** The problem **
Select all lines holding the word "name" from the entries that follow.

------

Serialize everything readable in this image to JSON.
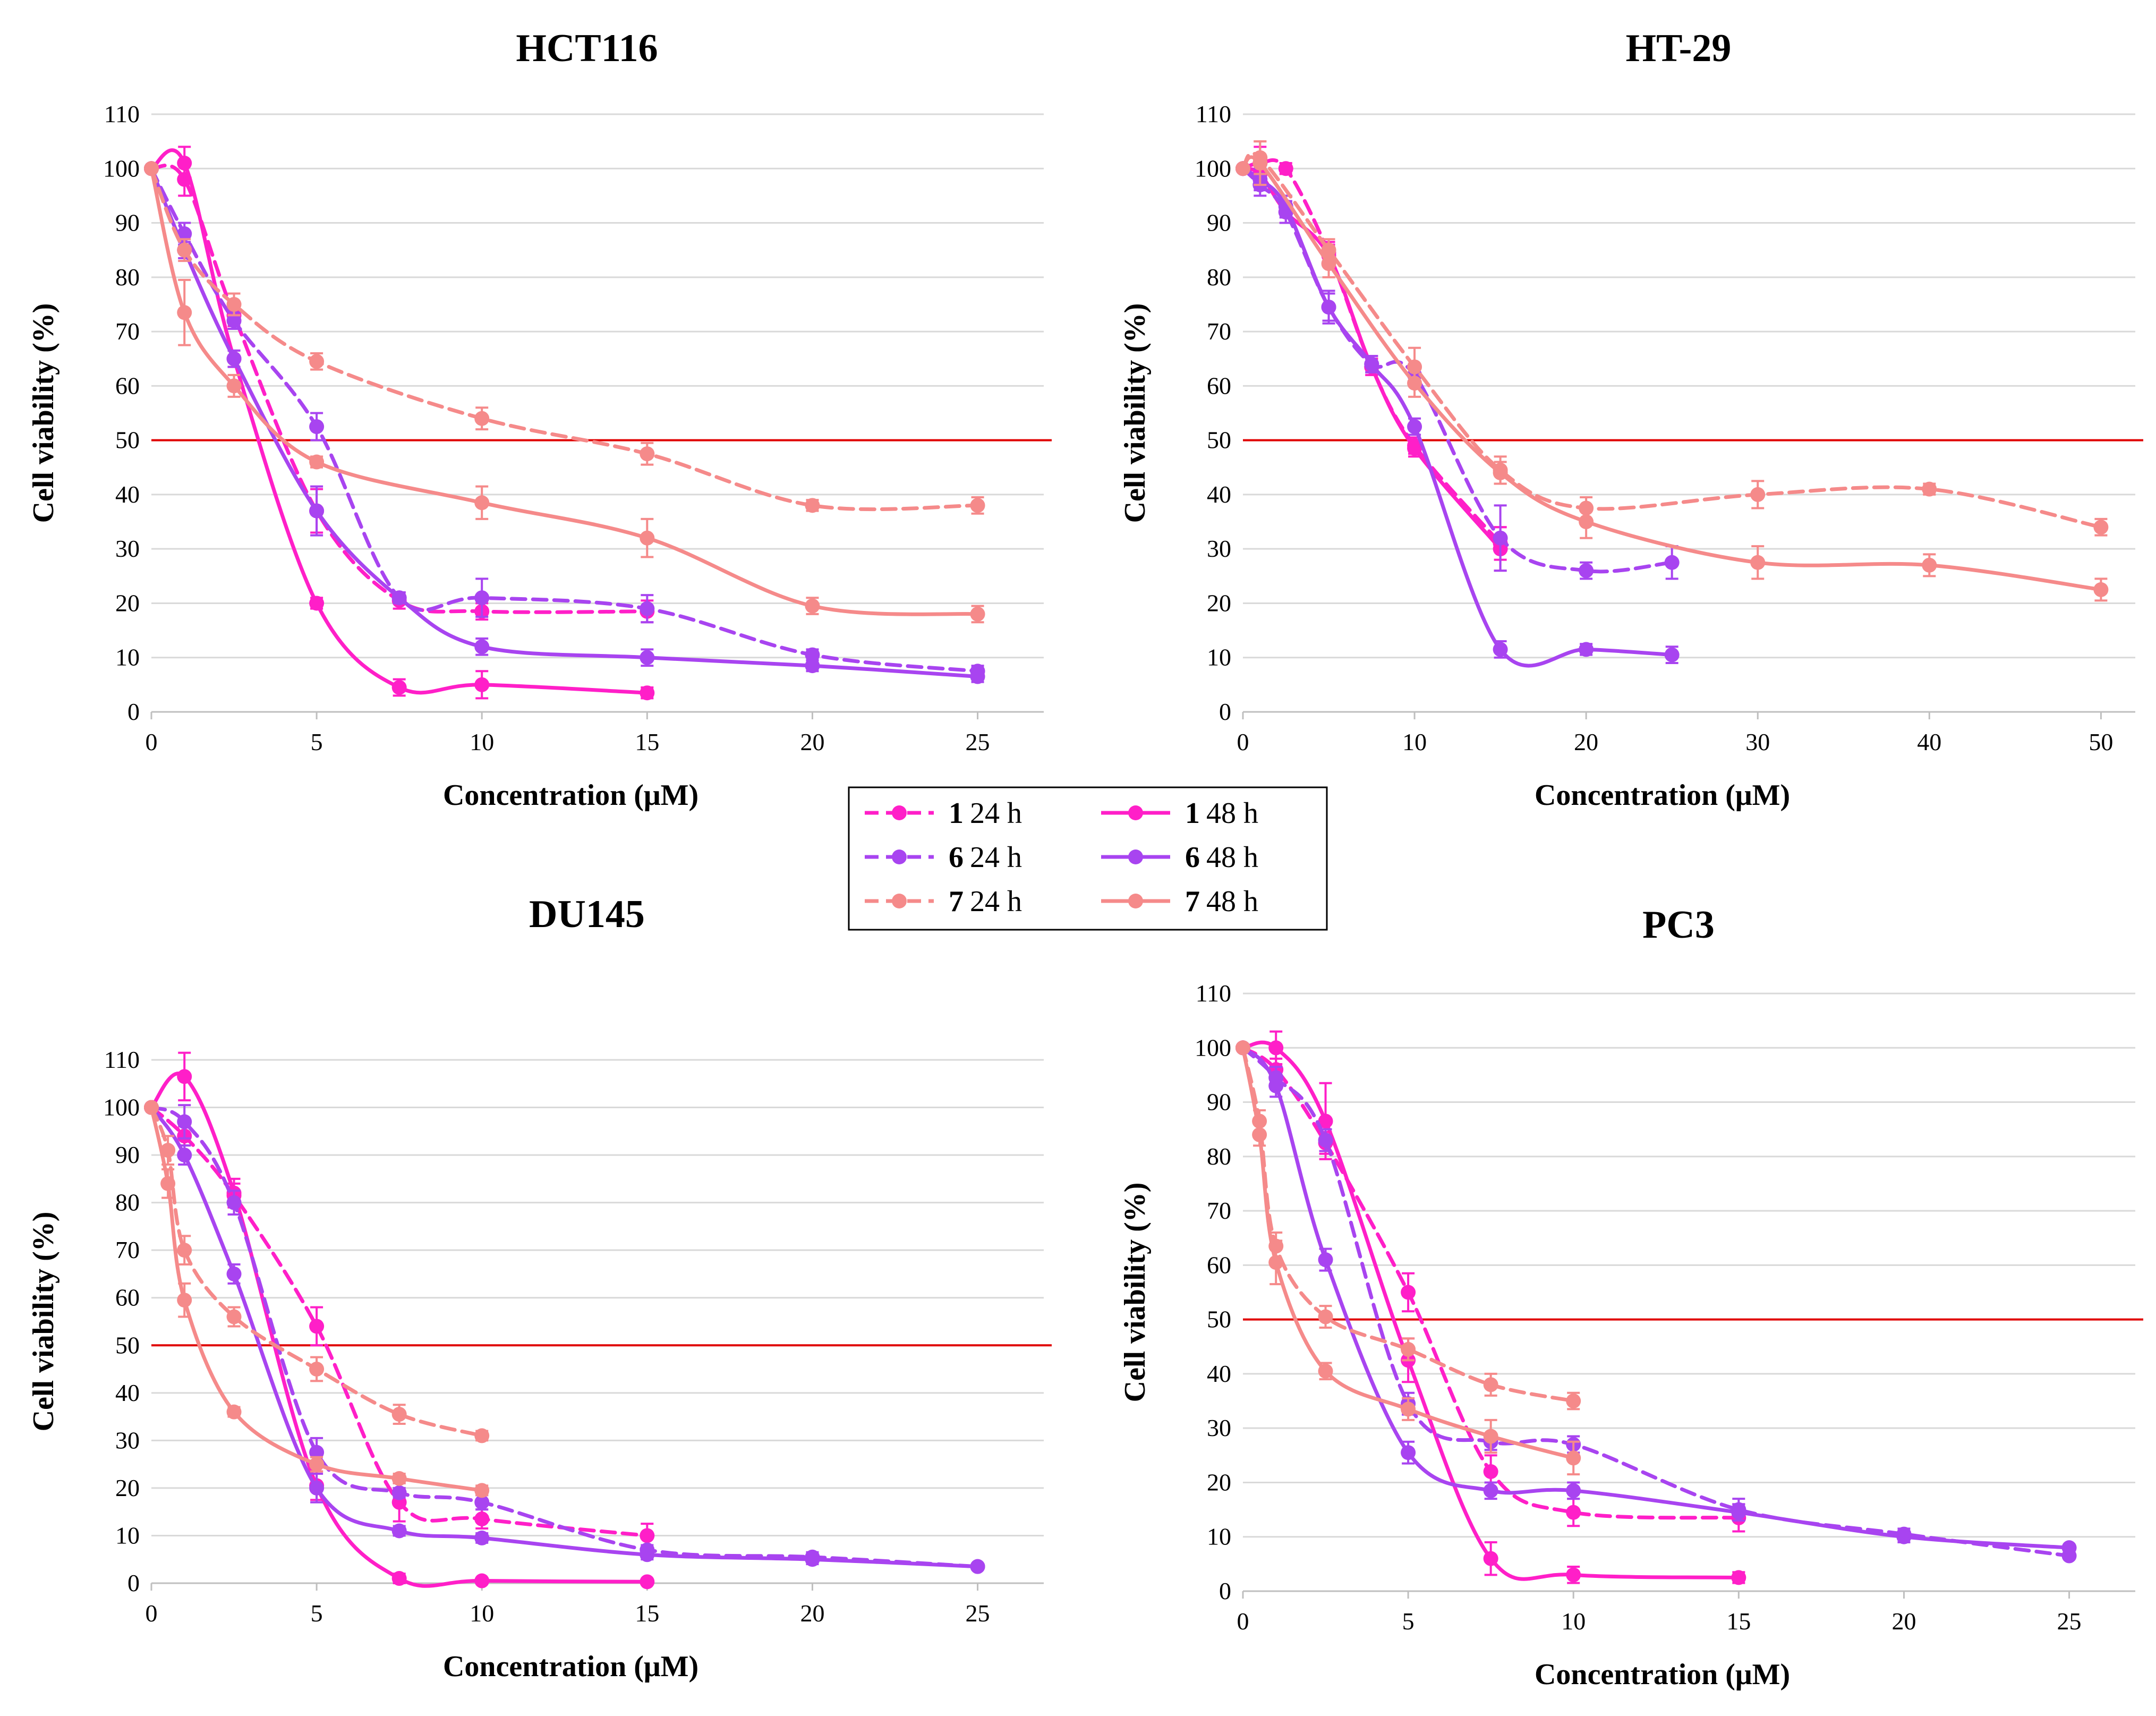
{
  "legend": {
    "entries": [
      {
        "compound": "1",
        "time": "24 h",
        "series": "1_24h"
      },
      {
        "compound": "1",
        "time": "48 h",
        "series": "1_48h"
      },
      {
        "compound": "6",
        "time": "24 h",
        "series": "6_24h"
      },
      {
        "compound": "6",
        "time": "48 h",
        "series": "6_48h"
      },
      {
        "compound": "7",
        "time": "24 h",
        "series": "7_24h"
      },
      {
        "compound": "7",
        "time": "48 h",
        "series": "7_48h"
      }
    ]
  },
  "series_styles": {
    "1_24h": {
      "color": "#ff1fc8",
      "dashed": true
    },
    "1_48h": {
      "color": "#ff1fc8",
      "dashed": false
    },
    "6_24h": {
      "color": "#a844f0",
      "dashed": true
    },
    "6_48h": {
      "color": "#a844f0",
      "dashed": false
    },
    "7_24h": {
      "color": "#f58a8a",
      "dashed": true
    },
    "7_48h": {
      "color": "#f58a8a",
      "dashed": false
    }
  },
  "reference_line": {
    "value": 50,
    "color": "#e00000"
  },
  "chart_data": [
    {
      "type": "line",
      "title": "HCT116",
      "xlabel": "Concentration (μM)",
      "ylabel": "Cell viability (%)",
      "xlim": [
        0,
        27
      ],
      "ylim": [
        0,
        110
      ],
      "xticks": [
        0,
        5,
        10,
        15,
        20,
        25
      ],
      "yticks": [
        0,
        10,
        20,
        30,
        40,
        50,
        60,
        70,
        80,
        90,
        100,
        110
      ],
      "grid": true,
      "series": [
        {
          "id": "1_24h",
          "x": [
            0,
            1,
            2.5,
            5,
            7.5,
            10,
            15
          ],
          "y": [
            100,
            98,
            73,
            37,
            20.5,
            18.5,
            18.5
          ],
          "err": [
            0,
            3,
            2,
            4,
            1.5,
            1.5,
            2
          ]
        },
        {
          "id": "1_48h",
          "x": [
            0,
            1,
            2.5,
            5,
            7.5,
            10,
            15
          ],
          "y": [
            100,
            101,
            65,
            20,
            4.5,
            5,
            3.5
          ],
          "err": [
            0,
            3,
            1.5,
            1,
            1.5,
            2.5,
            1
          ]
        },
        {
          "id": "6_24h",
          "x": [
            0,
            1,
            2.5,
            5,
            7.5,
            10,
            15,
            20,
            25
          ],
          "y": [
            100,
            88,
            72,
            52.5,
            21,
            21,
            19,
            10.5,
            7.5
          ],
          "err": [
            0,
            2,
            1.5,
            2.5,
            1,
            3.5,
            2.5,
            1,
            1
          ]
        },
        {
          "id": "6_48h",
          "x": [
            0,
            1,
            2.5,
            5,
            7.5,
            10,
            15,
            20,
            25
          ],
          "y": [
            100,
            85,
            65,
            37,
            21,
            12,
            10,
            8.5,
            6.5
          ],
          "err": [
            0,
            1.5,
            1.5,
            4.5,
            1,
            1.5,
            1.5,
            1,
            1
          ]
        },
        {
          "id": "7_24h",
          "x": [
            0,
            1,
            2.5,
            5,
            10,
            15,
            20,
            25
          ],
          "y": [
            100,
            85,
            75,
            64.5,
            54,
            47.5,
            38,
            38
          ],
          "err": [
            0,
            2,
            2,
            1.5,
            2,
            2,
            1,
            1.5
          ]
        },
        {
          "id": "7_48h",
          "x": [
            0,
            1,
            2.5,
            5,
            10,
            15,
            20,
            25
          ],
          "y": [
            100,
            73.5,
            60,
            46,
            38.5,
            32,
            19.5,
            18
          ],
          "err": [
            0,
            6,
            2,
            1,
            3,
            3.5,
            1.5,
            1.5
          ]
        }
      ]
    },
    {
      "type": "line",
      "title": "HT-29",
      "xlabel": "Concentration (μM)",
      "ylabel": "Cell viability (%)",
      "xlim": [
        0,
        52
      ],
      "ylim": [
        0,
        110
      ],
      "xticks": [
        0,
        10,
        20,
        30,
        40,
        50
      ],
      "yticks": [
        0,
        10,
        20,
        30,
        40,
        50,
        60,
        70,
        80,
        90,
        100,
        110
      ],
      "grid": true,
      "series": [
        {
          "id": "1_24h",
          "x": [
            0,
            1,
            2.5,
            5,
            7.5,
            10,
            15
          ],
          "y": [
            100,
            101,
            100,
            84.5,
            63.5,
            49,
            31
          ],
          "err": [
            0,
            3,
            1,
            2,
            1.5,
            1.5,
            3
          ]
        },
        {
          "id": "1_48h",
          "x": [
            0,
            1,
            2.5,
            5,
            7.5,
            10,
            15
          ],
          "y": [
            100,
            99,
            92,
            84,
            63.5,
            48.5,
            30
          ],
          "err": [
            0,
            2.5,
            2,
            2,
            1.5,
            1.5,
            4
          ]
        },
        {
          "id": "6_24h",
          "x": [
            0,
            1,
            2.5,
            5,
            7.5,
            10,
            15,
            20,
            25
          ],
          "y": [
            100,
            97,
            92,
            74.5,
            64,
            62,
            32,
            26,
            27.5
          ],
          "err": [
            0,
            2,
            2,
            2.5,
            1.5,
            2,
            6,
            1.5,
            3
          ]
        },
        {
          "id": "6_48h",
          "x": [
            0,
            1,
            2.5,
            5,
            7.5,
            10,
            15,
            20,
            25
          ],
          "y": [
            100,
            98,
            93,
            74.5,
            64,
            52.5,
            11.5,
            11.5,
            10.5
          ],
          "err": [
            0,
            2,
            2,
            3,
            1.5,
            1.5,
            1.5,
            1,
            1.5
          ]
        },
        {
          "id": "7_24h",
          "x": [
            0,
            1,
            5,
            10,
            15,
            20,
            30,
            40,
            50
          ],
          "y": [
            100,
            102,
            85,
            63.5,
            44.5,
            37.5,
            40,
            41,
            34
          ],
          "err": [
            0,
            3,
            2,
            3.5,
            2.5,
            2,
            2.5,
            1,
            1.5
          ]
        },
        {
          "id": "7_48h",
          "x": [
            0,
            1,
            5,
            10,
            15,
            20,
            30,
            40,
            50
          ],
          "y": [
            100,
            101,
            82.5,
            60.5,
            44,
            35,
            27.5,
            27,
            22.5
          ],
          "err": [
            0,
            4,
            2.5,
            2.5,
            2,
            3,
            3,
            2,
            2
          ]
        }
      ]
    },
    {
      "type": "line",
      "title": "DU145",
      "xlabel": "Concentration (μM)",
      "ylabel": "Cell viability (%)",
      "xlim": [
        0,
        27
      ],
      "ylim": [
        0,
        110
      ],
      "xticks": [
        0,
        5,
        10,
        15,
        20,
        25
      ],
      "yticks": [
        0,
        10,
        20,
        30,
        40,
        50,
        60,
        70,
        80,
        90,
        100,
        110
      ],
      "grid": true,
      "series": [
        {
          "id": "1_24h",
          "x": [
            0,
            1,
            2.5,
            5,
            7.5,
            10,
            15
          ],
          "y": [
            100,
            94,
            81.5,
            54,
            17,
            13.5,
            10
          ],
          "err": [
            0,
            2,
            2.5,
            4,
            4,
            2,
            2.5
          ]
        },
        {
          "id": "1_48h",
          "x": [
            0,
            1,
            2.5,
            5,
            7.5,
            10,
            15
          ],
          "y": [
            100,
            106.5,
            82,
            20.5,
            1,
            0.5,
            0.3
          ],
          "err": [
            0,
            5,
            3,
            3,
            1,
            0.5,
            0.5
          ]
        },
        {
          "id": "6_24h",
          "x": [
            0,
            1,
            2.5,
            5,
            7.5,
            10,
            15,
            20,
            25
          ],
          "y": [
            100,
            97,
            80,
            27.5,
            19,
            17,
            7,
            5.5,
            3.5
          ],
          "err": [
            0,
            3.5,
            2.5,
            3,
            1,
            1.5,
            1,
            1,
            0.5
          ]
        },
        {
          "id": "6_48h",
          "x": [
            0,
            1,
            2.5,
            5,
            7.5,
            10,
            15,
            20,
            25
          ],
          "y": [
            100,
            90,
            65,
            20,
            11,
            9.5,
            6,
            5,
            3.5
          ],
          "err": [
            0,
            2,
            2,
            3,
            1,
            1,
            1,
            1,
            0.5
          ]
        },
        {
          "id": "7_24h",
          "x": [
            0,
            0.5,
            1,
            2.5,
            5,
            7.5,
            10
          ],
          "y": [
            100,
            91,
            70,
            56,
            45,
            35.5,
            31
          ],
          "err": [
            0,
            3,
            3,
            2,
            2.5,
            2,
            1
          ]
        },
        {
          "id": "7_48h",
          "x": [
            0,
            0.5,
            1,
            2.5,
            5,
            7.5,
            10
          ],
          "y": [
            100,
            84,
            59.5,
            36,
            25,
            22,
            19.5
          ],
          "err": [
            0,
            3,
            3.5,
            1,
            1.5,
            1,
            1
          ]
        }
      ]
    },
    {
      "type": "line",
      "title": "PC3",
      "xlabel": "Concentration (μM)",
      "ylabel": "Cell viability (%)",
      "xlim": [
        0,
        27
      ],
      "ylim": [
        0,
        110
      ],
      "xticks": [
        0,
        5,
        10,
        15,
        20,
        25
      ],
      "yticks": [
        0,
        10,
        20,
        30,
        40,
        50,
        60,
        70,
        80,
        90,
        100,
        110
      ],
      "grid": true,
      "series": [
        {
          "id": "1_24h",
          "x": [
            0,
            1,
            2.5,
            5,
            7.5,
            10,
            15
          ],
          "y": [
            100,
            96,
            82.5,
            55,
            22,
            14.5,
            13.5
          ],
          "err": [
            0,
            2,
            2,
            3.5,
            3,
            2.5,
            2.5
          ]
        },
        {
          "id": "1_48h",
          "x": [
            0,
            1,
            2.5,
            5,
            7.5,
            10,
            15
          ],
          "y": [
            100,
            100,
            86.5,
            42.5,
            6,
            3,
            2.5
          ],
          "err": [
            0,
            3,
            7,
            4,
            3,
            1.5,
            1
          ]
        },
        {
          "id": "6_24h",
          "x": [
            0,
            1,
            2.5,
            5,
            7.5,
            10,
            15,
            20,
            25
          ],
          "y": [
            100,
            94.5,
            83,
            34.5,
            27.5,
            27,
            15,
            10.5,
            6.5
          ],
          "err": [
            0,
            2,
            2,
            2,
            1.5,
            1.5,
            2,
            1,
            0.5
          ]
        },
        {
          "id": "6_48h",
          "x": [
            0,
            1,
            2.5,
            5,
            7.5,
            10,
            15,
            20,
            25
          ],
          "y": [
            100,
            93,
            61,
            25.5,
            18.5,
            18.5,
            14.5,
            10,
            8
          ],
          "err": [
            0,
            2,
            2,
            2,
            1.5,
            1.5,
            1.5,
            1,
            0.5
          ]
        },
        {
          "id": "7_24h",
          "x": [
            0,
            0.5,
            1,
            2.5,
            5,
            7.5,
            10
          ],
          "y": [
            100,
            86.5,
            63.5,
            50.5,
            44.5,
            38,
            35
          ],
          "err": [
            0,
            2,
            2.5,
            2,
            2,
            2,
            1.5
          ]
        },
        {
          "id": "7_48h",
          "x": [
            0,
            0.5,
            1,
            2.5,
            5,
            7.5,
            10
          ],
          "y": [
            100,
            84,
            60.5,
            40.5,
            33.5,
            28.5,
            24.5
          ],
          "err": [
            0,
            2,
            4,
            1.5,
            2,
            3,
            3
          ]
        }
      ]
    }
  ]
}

------

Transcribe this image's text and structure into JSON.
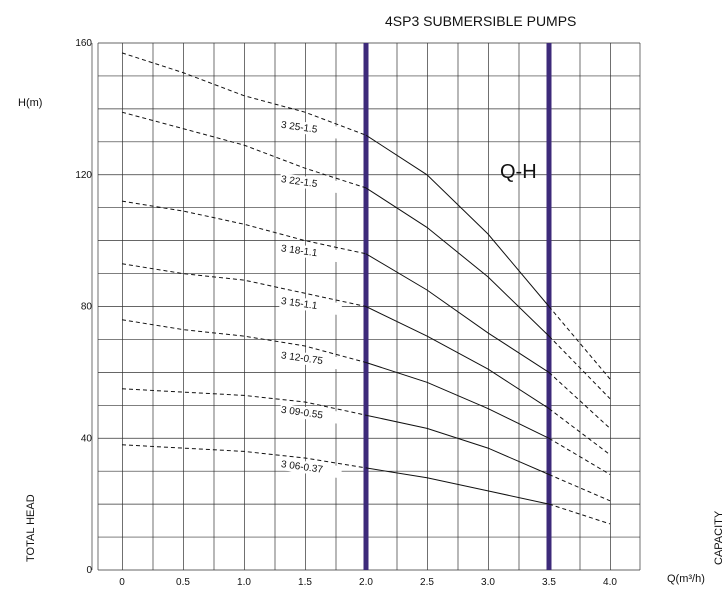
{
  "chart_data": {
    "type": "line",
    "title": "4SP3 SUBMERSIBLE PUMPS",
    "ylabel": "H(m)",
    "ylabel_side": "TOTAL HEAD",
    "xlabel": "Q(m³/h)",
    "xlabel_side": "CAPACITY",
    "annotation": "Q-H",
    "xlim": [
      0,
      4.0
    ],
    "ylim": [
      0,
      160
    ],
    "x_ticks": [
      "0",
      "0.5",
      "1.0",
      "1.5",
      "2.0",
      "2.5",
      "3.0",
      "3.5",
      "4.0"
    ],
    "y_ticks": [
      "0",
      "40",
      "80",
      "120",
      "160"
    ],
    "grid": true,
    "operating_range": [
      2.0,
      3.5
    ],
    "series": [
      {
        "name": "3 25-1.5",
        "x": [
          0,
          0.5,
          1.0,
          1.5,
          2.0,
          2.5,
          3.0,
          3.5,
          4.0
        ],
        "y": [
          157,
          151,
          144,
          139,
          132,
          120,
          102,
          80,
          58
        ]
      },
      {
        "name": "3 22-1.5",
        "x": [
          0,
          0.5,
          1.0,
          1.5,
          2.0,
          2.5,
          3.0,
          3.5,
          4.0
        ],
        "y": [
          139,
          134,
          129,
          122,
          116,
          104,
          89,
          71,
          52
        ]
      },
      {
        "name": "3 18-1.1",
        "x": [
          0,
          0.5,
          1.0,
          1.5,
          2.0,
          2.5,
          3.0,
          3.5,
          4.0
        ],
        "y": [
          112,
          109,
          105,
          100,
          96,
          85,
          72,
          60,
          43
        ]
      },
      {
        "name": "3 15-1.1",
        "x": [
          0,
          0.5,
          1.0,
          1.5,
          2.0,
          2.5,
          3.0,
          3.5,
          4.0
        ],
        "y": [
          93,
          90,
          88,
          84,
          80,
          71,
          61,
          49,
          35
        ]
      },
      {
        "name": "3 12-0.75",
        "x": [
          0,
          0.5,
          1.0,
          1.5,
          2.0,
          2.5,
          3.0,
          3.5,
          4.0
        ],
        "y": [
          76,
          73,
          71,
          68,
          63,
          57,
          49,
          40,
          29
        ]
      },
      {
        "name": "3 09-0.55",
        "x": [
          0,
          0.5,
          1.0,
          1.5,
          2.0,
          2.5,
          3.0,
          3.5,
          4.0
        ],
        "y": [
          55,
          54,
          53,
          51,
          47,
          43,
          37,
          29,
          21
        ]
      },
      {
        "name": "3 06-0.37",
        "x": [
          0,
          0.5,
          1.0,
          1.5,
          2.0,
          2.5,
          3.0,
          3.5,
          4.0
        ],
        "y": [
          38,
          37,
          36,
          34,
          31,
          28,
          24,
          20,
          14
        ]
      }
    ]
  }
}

------

** Output of the task **
        "name": "3 25-1.5",
        "name": "3 22-1.5",
        "name": "3 18-1.1",
        "name": "3 15-1.1",
        "name": "3 12-0.75",
        "name": "3 09-0.55",
        "name": "3 06-0.37",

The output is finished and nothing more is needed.